▸ Aim
Below are entries to be transcribed exactly; exclude the pictures from the copy.
- - - - - - -
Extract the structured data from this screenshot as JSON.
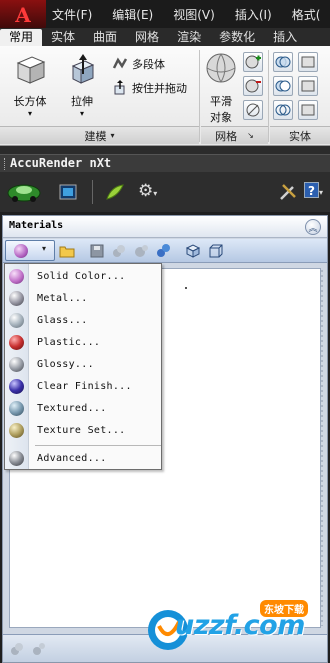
{
  "menubar": {
    "items": [
      "文件(F)",
      "编辑(E)",
      "视图(V)",
      "插入(I)",
      "格式("
    ]
  },
  "ribbon_tabs": [
    "常用",
    "实体",
    "曲面",
    "网格",
    "渲染",
    "参数化",
    "插入"
  ],
  "ribbon": {
    "box_label": "长方体",
    "extrude_label": "拉伸",
    "polysolid_label": "多段体",
    "presspull_label": "按住并拖动",
    "smooth_label_line1": "平滑",
    "smooth_label_line2": "对象",
    "panel_modeling": "建模",
    "panel_mesh": "网格",
    "panel_solid_edit": "实体"
  },
  "accurender": {
    "title": "AccuRender nXt"
  },
  "materials": {
    "title": "Materials"
  },
  "dropdown": {
    "items": [
      {
        "label": "Solid Color...",
        "color": "#c070c8"
      },
      {
        "label": "Metal...",
        "color": "#9a9aa6"
      },
      {
        "label": "Glass...",
        "color": "#a8b4be"
      },
      {
        "label": "Plastic...",
        "color": "#c83030"
      },
      {
        "label": "Glossy...",
        "color": "#9a9fa8"
      },
      {
        "label": "Clear Finish...",
        "color": "#3a30a8"
      },
      {
        "label": "Textured...",
        "color": "#7a9ab0"
      },
      {
        "label": "Texture Set...",
        "color": "#b0a060"
      },
      {
        "label": "Advanced...",
        "color": "#8a8e96"
      }
    ]
  },
  "watermark": {
    "text": "uzzf.com",
    "badge": "东坡下载"
  }
}
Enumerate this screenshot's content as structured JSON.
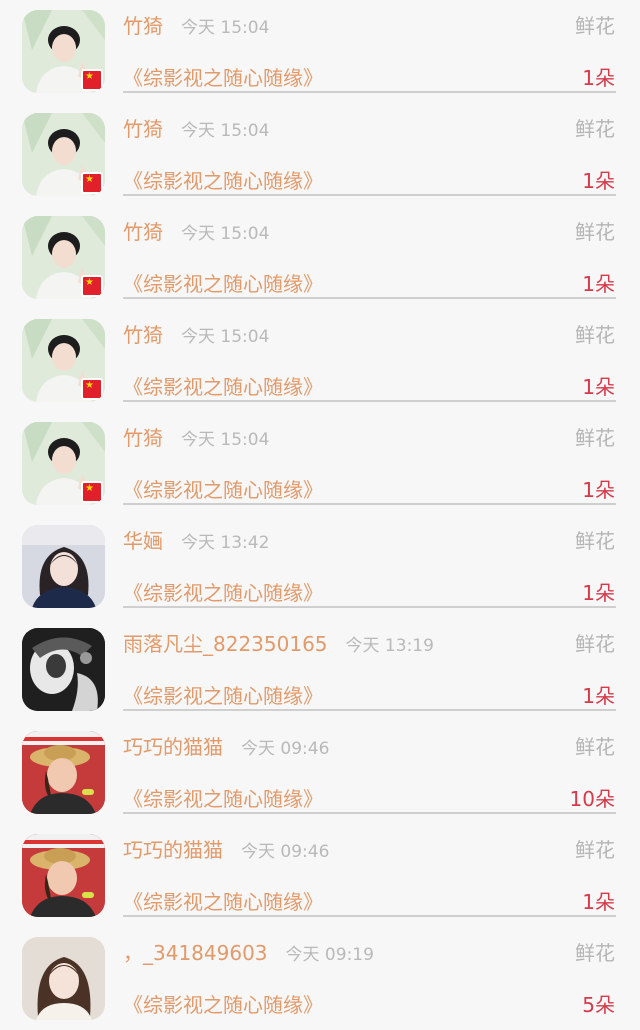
{
  "items": [
    {
      "name": "竹猗",
      "time": "今天 15:04",
      "type": "鲜花",
      "book": "《综影视之随心随缘》",
      "count": "1朵",
      "avatar": "man-portrait-icon",
      "badge": "china-flag-icon"
    },
    {
      "name": "竹猗",
      "time": "今天 15:04",
      "type": "鲜花",
      "book": "《综影视之随心随缘》",
      "count": "1朵",
      "avatar": "man-portrait-icon",
      "badge": "china-flag-icon"
    },
    {
      "name": "竹猗",
      "time": "今天 15:04",
      "type": "鲜花",
      "book": "《综影视之随心随缘》",
      "count": "1朵",
      "avatar": "man-portrait-icon",
      "badge": "china-flag-icon"
    },
    {
      "name": "竹猗",
      "time": "今天 15:04",
      "type": "鲜花",
      "book": "《综影视之随心随缘》",
      "count": "1朵",
      "avatar": "man-portrait-icon",
      "badge": "china-flag-icon"
    },
    {
      "name": "竹猗",
      "time": "今天 15:04",
      "type": "鲜花",
      "book": "《综影视之随心随缘》",
      "count": "1朵",
      "avatar": "man-portrait-icon",
      "badge": "china-flag-icon"
    },
    {
      "name": "华婳",
      "time": "今天 13:42",
      "type": "鲜花",
      "book": "《综影视之随心随缘》",
      "count": "1朵",
      "avatar": "woman-portrait-icon"
    },
    {
      "name": "雨落凡尘_822350165",
      "time": "今天 13:19",
      "type": "鲜花",
      "book": "《综影视之随心随缘》",
      "count": "1朵",
      "avatar": "monochrome-art-icon"
    },
    {
      "name": "巧巧的猫猫",
      "time": "今天 09:46",
      "type": "鲜花",
      "book": "《综影视之随心随缘》",
      "count": "10朵",
      "avatar": "woman-straw-hat-icon"
    },
    {
      "name": "巧巧的猫猫",
      "time": "今天 09:46",
      "type": "鲜花",
      "book": "《综影视之随心随缘》",
      "count": "1朵",
      "avatar": "woman-straw-hat-icon"
    },
    {
      "name": "，_341849603",
      "time": "今天 09:19",
      "type": "鲜花",
      "book": "《综影视之随心随缘》",
      "count": "5朵",
      "avatar": "woman-portrait-icon"
    }
  ]
}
- - - - - - -
▸ The result
Extract the structured data from this screenshot as JSON.
{
  "menubar": {
    "items": [
      "文件(F)",
      "编辑(E)",
      "视图(V)",
      "插入(I)",
      "格式("
    ]
  },
  "ribbon_tabs": [
    "常用",
    "实体",
    "曲面",
    "网格",
    "渲染",
    "参数化",
    "插入"
  ],
  "ribbon": {
    "box_label": "长方体",
    "extrude_label": "拉伸",
    "polysolid_label": "多段体",
    "presspull_label": "按住并拖动",
    "smooth_label_line1": "平滑",
    "smooth_label_line2": "对象",
    "panel_modeling": "建模",
    "panel_mesh": "网格",
    "panel_solid_edit": "实体"
  },
  "accurender": {
    "title": "AccuRender nXt"
  },
  "materials": {
    "title": "Materials"
  },
  "dropdown": {
    "items": [
      {
        "label": "Solid Color...",
        "color": "#c070c8"
      },
      {
        "label": "Metal...",
        "color": "#9a9aa6"
      },
      {
        "label": "Glass...",
        "color": "#a8b4be"
      },
      {
        "label": "Plastic...",
        "color": "#c83030"
      },
      {
        "label": "Glossy...",
        "color": "#9a9fa8"
      },
      {
        "label": "Clear Finish...",
        "color": "#3a30a8"
      },
      {
        "label": "Textured...",
        "color": "#7a9ab0"
      },
      {
        "label": "Texture Set...",
        "color": "#b0a060"
      },
      {
        "label": "Advanced...",
        "color": "#8a8e96"
      }
    ]
  },
  "watermark": {
    "text": "uzzf.com",
    "badge": "东坡下载"
  }
}
Enumerate this screenshot's content as structured JSON.
{
  "items": [
    {
      "name": "竹猗",
      "time": "今天 15:04",
      "type": "鲜花",
      "book": "《综影视之随心随缘》",
      "count": "1朵",
      "avatar": "man-portrait-icon",
      "badge": "china-flag-icon"
    },
    {
      "name": "竹猗",
      "time": "今天 15:04",
      "type": "鲜花",
      "book": "《综影视之随心随缘》",
      "count": "1朵",
      "avatar": "man-portrait-icon",
      "badge": "china-flag-icon"
    },
    {
      "name": "竹猗",
      "time": "今天 15:04",
      "type": "鲜花",
      "book": "《综影视之随心随缘》",
      "count": "1朵",
      "avatar": "man-portrait-icon",
      "badge": "china-flag-icon"
    },
    {
      "name": "竹猗",
      "time": "今天 15:04",
      "type": "鲜花",
      "book": "《综影视之随心随缘》",
      "count": "1朵",
      "avatar": "man-portrait-icon",
      "badge": "china-flag-icon"
    },
    {
      "name": "竹猗",
      "time": "今天 15:04",
      "type": "鲜花",
      "book": "《综影视之随心随缘》",
      "count": "1朵",
      "avatar": "man-portrait-icon",
      "badge": "china-flag-icon"
    },
    {
      "name": "华婳",
      "time": "今天 13:42",
      "type": "鲜花",
      "book": "《综影视之随心随缘》",
      "count": "1朵",
      "avatar": "woman-portrait-icon"
    },
    {
      "name": "雨落凡尘_822350165",
      "time": "今天 13:19",
      "type": "鲜花",
      "book": "《综影视之随心随缘》",
      "count": "1朵",
      "avatar": "monochrome-art-icon"
    },
    {
      "name": "巧巧的猫猫",
      "time": "今天 09:46",
      "type": "鲜花",
      "book": "《综影视之随心随缘》",
      "count": "10朵",
      "avatar": "woman-straw-hat-icon"
    },
    {
      "name": "巧巧的猫猫",
      "time": "今天 09:46",
      "type": "鲜花",
      "book": "《综影视之随心随缘》",
      "count": "1朵",
      "avatar": "woman-straw-hat-icon"
    },
    {
      "name": "，_341849603",
      "time": "今天 09:19",
      "type": "鲜花",
      "book": "《综影视之随心随缘》",
      "count": "5朵",
      "avatar": "woman-portrait-icon"
    }
  ]
}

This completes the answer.